ENTRIES SUPPLIED

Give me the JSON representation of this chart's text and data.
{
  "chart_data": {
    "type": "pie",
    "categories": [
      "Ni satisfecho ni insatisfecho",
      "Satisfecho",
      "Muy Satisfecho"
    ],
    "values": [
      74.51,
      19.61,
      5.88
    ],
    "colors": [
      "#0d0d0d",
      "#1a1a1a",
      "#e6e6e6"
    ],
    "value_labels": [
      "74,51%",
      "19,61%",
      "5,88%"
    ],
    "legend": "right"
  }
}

WORK REQUIRED
Type out the material again exactly as presented.

EXERCISE OUTPUT
Give me the JSON representation of this chart's text and data.
{
  "chart_data": {
    "type": "pie",
    "categories": [
      "Ni satisfecho ni insatisfecho",
      "Satisfecho",
      "Muy Satisfecho"
    ],
    "values": [
      74.51,
      19.61,
      5.88
    ],
    "colors": [
      "#0d0d0d",
      "#1a1a1a",
      "#e6e6e6"
    ],
    "value_labels": [
      "74,51%",
      "19,61%",
      "5,88%"
    ],
    "legend": "right"
  }
}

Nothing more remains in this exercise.